(Extracted data entries)
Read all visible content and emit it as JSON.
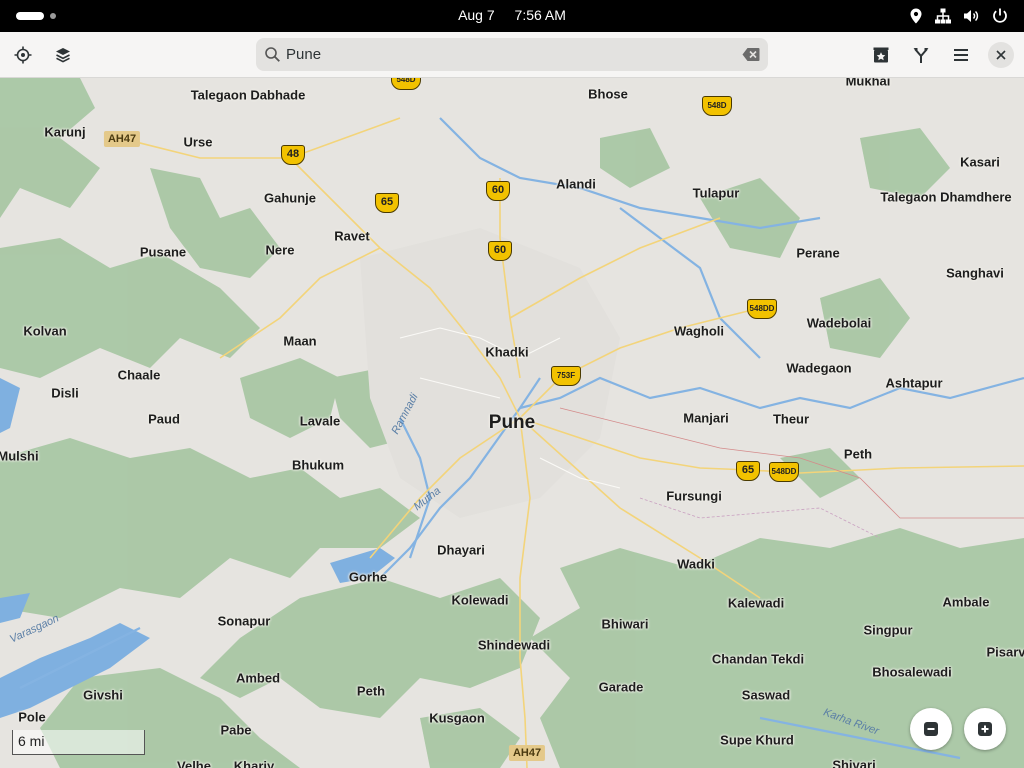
{
  "topbar": {
    "date": "Aug 7",
    "time": "7:56 AM",
    "icons": [
      "location-icon",
      "network-icon",
      "volume-icon",
      "power-icon"
    ]
  },
  "header": {
    "search": {
      "value": "Pune",
      "placeholder": "Search"
    },
    "icons": [
      "locate-icon",
      "layers-icon",
      "favorites-icon",
      "route-icon",
      "menu-icon",
      "close-icon"
    ]
  },
  "map": {
    "city": "Pune",
    "places": [
      "Talegaon Dabhade",
      "Bhose",
      "Mukhai",
      "Karunj",
      "Urse",
      "Kasari",
      "Alandi",
      "Tulapur",
      "Gahunje",
      "Talegaon Dhamdhere",
      "Ravet",
      "Pusane",
      "Nere",
      "Perane",
      "Sanghavi",
      "Kolvan",
      "Maan",
      "Wagholi",
      "Wadebolai",
      "Khadki",
      "Chaale",
      "Wadegaon",
      "Ashtapur",
      "Disli",
      "Manjari",
      "Paud",
      "Lavale",
      "Theur",
      "Mulshi",
      "Bhukum",
      "Peth",
      "Fursungi",
      "Dhayari",
      "Gorhe",
      "Wadki",
      "Kolewadi",
      "Kalewadi",
      "Ambale",
      "Sonapur",
      "Bhiwari",
      "Singpur",
      "Shindewadi",
      "Pisarv",
      "Chandan Tekdi",
      "Ambed",
      "Garade",
      "Bhosalewadi",
      "Givshi",
      "Peth",
      "Saswad",
      "Pole",
      "Kusgaon",
      "Pabe",
      "Supe Khurd",
      "Velhe",
      "Khariy",
      "Shivari"
    ],
    "shields": [
      "548D",
      "548D",
      "48",
      "65",
      "60",
      "60",
      "548DD",
      "753F",
      "65",
      "548DD"
    ],
    "asian_highways": [
      "AH47",
      "AH47"
    ],
    "rivers": [
      "Ramnadi",
      "Mutha",
      "Varasgaon",
      "Karha River"
    ],
    "scale": "6 mi"
  },
  "controls": {
    "zoom_out": "zoom-out-icon",
    "zoom_in": "zoom-in-icon"
  }
}
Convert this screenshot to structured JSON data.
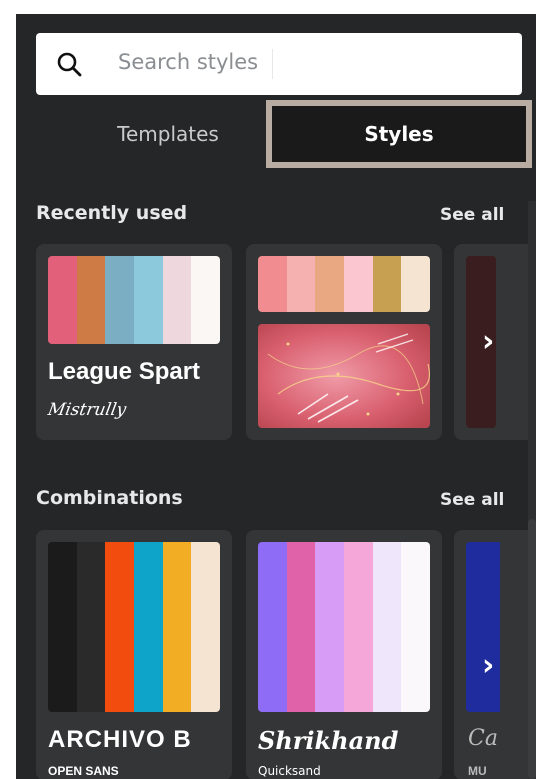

> **To be done**
All the records above need to be given again word for word. Skip the pictures.

> **Solution to this exercise**
Read all visible content and emit it as JSON.
{
  "topbar": {
    "date": "Aug 7",
    "time": "7:56 AM",
    "icons": [
      "location-icon",
      "network-icon",
      "volume-icon",
      "power-icon"
    ]
  },
  "header": {
    "search": {
      "value": "Pune",
      "placeholder": "Search"
    },
    "icons": [
      "locate-icon",
      "layers-icon",
      "favorites-icon",
      "route-icon",
      "menu-icon",
      "close-icon"
    ]
  },
  "map": {
    "city": "Pune",
    "places": [
      "Talegaon Dabhade",
      "Bhose",
      "Mukhai",
      "Karunj",
      "Urse",
      "Kasari",
      "Alandi",
      "Tulapur",
      "Gahunje",
      "Talegaon Dhamdhere",
      "Ravet",
      "Pusane",
      "Nere",
      "Perane",
      "Sanghavi",
      "Kolvan",
      "Maan",
      "Wagholi",
      "Wadebolai",
      "Khadki",
      "Chaale",
      "Wadegaon",
      "Ashtapur",
      "Disli",
      "Manjari",
      "Paud",
      "Lavale",
      "Theur",
      "Mulshi",
      "Bhukum",
      "Peth",
      "Fursungi",
      "Dhayari",
      "Gorhe",
      "Wadki",
      "Kolewadi",
      "Kalewadi",
      "Ambale",
      "Sonapur",
      "Bhiwari",
      "Singpur",
      "Shindewadi",
      "Pisarv",
      "Chandan Tekdi",
      "Ambed",
      "Garade",
      "Bhosalewadi",
      "Givshi",
      "Peth",
      "Saswad",
      "Pole",
      "Kusgaon",
      "Pabe",
      "Supe Khurd",
      "Velhe",
      "Khariy",
      "Shivari"
    ],
    "shields": [
      "548D",
      "548D",
      "48",
      "65",
      "60",
      "60",
      "548DD",
      "753F",
      "65",
      "548DD"
    ],
    "asian_highways": [
      "AH47",
      "AH47"
    ],
    "rivers": [
      "Ramnadi",
      "Mutha",
      "Varasgaon",
      "Karha River"
    ],
    "scale": "6 mi"
  },
  "controls": {
    "zoom_out": "zoom-out-icon",
    "zoom_in": "zoom-in-icon"
  }
}
Convert this screenshot to structured JSON data.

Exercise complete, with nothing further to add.